◆ **EXERCISE OBJECTIVE**
Retype the material in full, keeping every word the same.

◆ **DATASET**
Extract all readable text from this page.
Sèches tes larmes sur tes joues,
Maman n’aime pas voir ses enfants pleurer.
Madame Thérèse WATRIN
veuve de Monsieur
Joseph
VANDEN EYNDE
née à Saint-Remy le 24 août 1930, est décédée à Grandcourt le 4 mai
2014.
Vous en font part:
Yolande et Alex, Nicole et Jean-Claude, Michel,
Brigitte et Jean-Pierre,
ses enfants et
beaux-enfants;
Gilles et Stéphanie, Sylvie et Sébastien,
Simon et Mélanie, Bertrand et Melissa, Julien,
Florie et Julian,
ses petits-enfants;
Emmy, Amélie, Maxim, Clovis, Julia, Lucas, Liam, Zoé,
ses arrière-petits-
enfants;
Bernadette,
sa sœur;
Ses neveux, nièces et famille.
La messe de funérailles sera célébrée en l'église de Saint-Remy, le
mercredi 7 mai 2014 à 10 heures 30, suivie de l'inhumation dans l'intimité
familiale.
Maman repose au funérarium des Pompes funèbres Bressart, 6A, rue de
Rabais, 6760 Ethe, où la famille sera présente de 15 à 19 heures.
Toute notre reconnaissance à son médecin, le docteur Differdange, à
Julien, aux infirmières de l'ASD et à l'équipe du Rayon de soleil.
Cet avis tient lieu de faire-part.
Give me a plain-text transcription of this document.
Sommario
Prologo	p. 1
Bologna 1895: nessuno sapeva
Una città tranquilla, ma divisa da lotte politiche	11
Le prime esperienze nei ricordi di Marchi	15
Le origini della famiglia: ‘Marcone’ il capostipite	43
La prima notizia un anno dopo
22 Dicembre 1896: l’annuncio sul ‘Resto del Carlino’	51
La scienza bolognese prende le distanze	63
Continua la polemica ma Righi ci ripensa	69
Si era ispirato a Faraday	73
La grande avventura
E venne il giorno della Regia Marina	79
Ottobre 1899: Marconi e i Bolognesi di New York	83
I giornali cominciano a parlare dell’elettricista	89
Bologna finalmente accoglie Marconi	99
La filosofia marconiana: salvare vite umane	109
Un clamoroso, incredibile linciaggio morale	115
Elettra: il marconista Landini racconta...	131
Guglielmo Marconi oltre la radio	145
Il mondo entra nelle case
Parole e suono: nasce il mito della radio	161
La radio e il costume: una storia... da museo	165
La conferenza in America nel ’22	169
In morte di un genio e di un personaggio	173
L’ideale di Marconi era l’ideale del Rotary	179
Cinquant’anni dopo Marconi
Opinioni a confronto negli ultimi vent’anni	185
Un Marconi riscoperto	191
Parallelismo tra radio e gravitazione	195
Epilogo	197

◆ **CORRECT RESPONSE**
Extract all readable text from this page.
Sèches tes larmes sur tes joues,
Maman n’aime pas voir ses enfants pleurer.
Madame Thérèse WATRIN
veuve de Monsieur
Joseph
VANDEN EYNDE
née à Saint-Remy le 24 août 1930, est décédée à Grandcourt le 4 mai
2014.
Vous en font part:
Yolande et Alex, Nicole et Jean-Claude, Michel,
Brigitte et Jean-Pierre,
ses enfants et
beaux-enfants;
Gilles et Stéphanie, Sylvie et Sébastien,
Simon et Mélanie, Bertrand et Melissa, Julien,
Florie et Julian,
ses petits-enfants;
Emmy, Amélie, Maxim, Clovis, Julia, Lucas, Liam, Zoé,
ses arrière-petits-
enfants;
Bernadette,
sa sœur;
Ses neveux, nièces et famille.
La messe de funérailles sera célébrée en l'église de Saint-Remy, le
mercredi 7 mai 2014 à 10 heures 30, suivie de l'inhumation dans l'intimité
familiale.
Maman repose au funérarium des Pompes funèbres Bressart, 6A, rue de
Rabais, 6760 Ethe, où la famille sera présente de 15 à 19 heures.
Toute notre reconnaissance à son médecin, le docteur Differdange, à
Julien, aux infirmières de l'ASD et à l'équipe du Rayon de soleil.
Cet avis tient lieu de faire-part.
Give me a plain-text transcription of this document.
Sommario
Prologo	p. 1
Bologna 1895: nessuno sapeva
Una città tranquilla, ma divisa da lotte politiche	11
Le prime esperienze nei ricordi di Marchi	15
Le origini della famiglia: ‘Marcone’ il capostipite	43
La prima notizia un anno dopo
22 Dicembre 1896: l’annuncio sul ‘Resto del Carlino’	51
La scienza bolognese prende le distanze	63
Continua la polemica ma Righi ci ripensa	69
Si era ispirato a Faraday	73
La grande avventura
E venne il giorno della Regia Marina	79
Ottobre 1899: Marconi e i Bolognesi di New York	83
I giornali cominciano a parlare dell’elettricista	89
Bologna finalmente accoglie Marconi	99
La filosofia marconiana: salvare vite umane	109
Un clamoroso, incredibile linciaggio morale	115
Elettra: il marconista Landini racconta...	131
Guglielmo Marconi oltre la radio	145
Il mondo entra nelle case
Parole e suono: nasce il mito della radio	161
La radio e il costume: una storia... da museo	165
La conferenza in America nel ’22	169
In morte di un genio e di un personaggio	173
L’ideale di Marconi era l’ideale del Rotary	179
Cinquant’anni dopo Marconi
Opinioni a confronto negli ultimi vent’anni	185
Un Marconi riscoperto	191
Parallelismo tra radio e gravitazione	195
Epilogo	197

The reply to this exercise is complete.